* Your instructions
Update the rows below by replacing "vhi-pixel-cluster" with "vegetation-cluster" wherever it occurs, and leave everything else as it is.

* Information provided
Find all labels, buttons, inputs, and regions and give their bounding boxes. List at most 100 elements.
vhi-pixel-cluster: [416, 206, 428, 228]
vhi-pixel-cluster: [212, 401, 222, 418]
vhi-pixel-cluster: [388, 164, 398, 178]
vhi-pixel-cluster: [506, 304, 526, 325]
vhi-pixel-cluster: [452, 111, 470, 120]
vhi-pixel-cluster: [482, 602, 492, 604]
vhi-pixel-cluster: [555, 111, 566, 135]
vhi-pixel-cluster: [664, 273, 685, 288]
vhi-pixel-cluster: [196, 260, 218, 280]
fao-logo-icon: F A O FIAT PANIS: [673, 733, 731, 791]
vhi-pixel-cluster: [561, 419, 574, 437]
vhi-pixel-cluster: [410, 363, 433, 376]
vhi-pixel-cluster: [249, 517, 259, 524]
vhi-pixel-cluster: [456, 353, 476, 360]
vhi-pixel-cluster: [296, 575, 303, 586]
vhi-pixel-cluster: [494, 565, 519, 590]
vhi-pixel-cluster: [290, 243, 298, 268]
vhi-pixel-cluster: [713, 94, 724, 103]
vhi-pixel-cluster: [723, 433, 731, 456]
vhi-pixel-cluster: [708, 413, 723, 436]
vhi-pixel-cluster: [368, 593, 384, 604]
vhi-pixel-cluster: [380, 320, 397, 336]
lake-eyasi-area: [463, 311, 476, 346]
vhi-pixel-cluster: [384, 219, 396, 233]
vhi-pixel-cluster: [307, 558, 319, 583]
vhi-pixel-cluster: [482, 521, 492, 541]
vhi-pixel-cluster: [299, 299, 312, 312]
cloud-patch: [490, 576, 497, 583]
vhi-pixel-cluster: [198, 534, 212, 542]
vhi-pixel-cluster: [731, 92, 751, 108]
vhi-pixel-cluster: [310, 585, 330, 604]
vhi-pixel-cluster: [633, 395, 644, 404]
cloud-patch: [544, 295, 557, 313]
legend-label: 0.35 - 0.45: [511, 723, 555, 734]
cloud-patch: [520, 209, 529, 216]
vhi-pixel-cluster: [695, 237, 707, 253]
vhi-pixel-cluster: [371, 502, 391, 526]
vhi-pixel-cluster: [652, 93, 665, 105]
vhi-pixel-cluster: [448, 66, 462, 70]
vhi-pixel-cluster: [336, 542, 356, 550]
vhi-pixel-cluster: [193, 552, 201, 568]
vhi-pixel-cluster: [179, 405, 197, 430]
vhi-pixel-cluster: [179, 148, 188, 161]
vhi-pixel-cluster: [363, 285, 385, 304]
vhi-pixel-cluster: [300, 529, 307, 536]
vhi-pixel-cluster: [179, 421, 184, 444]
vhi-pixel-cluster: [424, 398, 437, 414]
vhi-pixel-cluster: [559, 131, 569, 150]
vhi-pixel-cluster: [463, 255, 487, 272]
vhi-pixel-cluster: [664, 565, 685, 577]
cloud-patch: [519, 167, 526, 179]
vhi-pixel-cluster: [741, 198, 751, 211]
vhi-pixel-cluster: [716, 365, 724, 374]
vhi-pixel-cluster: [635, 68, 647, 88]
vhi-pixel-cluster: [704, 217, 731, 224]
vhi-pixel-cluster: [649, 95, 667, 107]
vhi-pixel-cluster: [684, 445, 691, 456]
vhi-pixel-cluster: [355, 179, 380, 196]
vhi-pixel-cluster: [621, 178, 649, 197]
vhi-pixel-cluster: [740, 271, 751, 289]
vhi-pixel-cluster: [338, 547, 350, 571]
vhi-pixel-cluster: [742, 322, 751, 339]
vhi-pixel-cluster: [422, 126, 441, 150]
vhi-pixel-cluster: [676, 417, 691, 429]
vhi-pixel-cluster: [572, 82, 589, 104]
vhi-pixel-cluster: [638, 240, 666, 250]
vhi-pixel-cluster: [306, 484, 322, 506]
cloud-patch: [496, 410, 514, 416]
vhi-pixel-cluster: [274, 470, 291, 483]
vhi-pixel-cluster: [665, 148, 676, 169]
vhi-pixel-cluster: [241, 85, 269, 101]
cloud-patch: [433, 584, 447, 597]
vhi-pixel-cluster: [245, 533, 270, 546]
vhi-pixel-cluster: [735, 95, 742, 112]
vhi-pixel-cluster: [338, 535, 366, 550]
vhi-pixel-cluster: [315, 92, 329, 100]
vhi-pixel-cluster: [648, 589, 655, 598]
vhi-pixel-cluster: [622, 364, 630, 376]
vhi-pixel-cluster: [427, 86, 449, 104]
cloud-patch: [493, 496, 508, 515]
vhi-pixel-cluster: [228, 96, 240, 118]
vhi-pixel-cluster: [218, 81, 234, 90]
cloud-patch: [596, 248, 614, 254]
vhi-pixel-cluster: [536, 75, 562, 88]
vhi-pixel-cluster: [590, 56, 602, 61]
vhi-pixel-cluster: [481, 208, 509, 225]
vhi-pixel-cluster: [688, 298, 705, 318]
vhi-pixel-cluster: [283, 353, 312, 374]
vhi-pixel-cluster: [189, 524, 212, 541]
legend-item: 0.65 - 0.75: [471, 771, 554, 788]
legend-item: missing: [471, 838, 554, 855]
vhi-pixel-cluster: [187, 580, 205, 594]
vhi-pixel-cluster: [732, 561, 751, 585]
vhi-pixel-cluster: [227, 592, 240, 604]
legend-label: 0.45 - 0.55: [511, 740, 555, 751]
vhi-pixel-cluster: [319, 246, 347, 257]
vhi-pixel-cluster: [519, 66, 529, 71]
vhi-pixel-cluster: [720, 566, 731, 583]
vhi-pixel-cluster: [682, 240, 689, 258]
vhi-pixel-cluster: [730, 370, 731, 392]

* Exercise output
Find all labels, buttons, inputs, and regions and give their bounding boxes. List at most 100 elements.
vegetation-cluster: [416, 206, 428, 228]
vegetation-cluster: [212, 401, 222, 418]
vegetation-cluster: [388, 164, 398, 178]
vegetation-cluster: [506, 304, 526, 325]
vegetation-cluster: [452, 111, 470, 120]
vegetation-cluster: [482, 602, 492, 604]
vegetation-cluster: [555, 111, 566, 135]
vegetation-cluster: [664, 273, 685, 288]
vegetation-cluster: [196, 260, 218, 280]
fao-logo-icon: F A O FIAT PANIS: [673, 733, 731, 791]
vegetation-cluster: [561, 419, 574, 437]
vegetation-cluster: [410, 363, 433, 376]
vegetation-cluster: [249, 517, 259, 524]
vegetation-cluster: [456, 353, 476, 360]
vegetation-cluster: [296, 575, 303, 586]
vegetation-cluster: [494, 565, 519, 590]
vegetation-cluster: [290, 243, 298, 268]
vegetation-cluster: [713, 94, 724, 103]
vegetation-cluster: [723, 433, 731, 456]
vegetation-cluster: [708, 413, 723, 436]
vegetation-cluster: [368, 593, 384, 604]
vegetation-cluster: [380, 320, 397, 336]
lake-eyasi-area: [463, 311, 476, 346]
vegetation-cluster: [384, 219, 396, 233]
vegetation-cluster: [307, 558, 319, 583]
vegetation-cluster: [482, 521, 492, 541]
vegetation-cluster: [299, 299, 312, 312]
cloud-patch: [490, 576, 497, 583]
vegetation-cluster: [198, 534, 212, 542]
vegetation-cluster: [731, 92, 751, 108]
vegetation-cluster: [310, 585, 330, 604]
vegetation-cluster: [633, 395, 644, 404]
cloud-patch: [544, 295, 557, 313]
legend-label: 0.35 - 0.45: [511, 723, 555, 734]
cloud-patch: [520, 209, 529, 216]
vegetation-cluster: [695, 237, 707, 253]
vegetation-cluster: [371, 502, 391, 526]
vegetation-cluster: [652, 93, 665, 105]
vegetation-cluster: [448, 66, 462, 70]
vegetation-cluster: [336, 542, 356, 550]
vegetation-cluster: [193, 552, 201, 568]
vegetation-cluster: [179, 405, 197, 430]
vegetation-cluster: [179, 148, 188, 161]
vegetation-cluster: [363, 285, 385, 304]
vegetation-cluster: [300, 529, 307, 536]
vegetation-cluster: [179, 421, 184, 444]
vegetation-cluster: [424, 398, 437, 414]
vegetation-cluster: [559, 131, 569, 150]
vegetation-cluster: [463, 255, 487, 272]
vegetation-cluster: [664, 565, 685, 577]
cloud-patch: [519, 167, 526, 179]
vegetation-cluster: [741, 198, 751, 211]
vegetation-cluster: [716, 365, 724, 374]
vegetation-cluster: [635, 68, 647, 88]
vegetation-cluster: [704, 217, 731, 224]
vegetation-cluster: [649, 95, 667, 107]
vegetation-cluster: [684, 445, 691, 456]
vegetation-cluster: [355, 179, 380, 196]
vegetation-cluster: [621, 178, 649, 197]
vegetation-cluster: [740, 271, 751, 289]
vegetation-cluster: [338, 547, 350, 571]
vegetation-cluster: [742, 322, 751, 339]
vegetation-cluster: [422, 126, 441, 150]
vegetation-cluster: [676, 417, 691, 429]
vegetation-cluster: [572, 82, 589, 104]
vegetation-cluster: [638, 240, 666, 250]
vegetation-cluster: [306, 484, 322, 506]
cloud-patch: [496, 410, 514, 416]
vegetation-cluster: [274, 470, 291, 483]
vegetation-cluster: [665, 148, 676, 169]
vegetation-cluster: [241, 85, 269, 101]
cloud-patch: [433, 584, 447, 597]
vegetation-cluster: [245, 533, 270, 546]
vegetation-cluster: [735, 95, 742, 112]
vegetation-cluster: [338, 535, 366, 550]
vegetation-cluster: [315, 92, 329, 100]
vegetation-cluster: [648, 589, 655, 598]
vegetation-cluster: [622, 364, 630, 376]
vegetation-cluster: [427, 86, 449, 104]
cloud-patch: [493, 496, 508, 515]
vegetation-cluster: [228, 96, 240, 118]
vegetation-cluster: [218, 81, 234, 90]
cloud-patch: [596, 248, 614, 254]
vegetation-cluster: [536, 75, 562, 88]
vegetation-cluster: [590, 56, 602, 61]
vegetation-cluster: [481, 208, 509, 225]
vegetation-cluster: [688, 298, 705, 318]
vegetation-cluster: [283, 353, 312, 374]
vegetation-cluster: [189, 524, 212, 541]
legend-item: 0.65 - 0.75: [471, 771, 554, 788]
legend-item: missing: [471, 838, 554, 855]
vegetation-cluster: [187, 580, 205, 594]
vegetation-cluster: [732, 561, 751, 585]
vegetation-cluster: [227, 592, 240, 604]
legend-label: 0.45 - 0.55: [511, 740, 555, 751]
vegetation-cluster: [319, 246, 347, 257]
vegetation-cluster: [519, 66, 529, 71]
vegetation-cluster: [720, 566, 731, 583]
vegetation-cluster: [682, 240, 689, 258]
vegetation-cluster: [730, 370, 731, 392]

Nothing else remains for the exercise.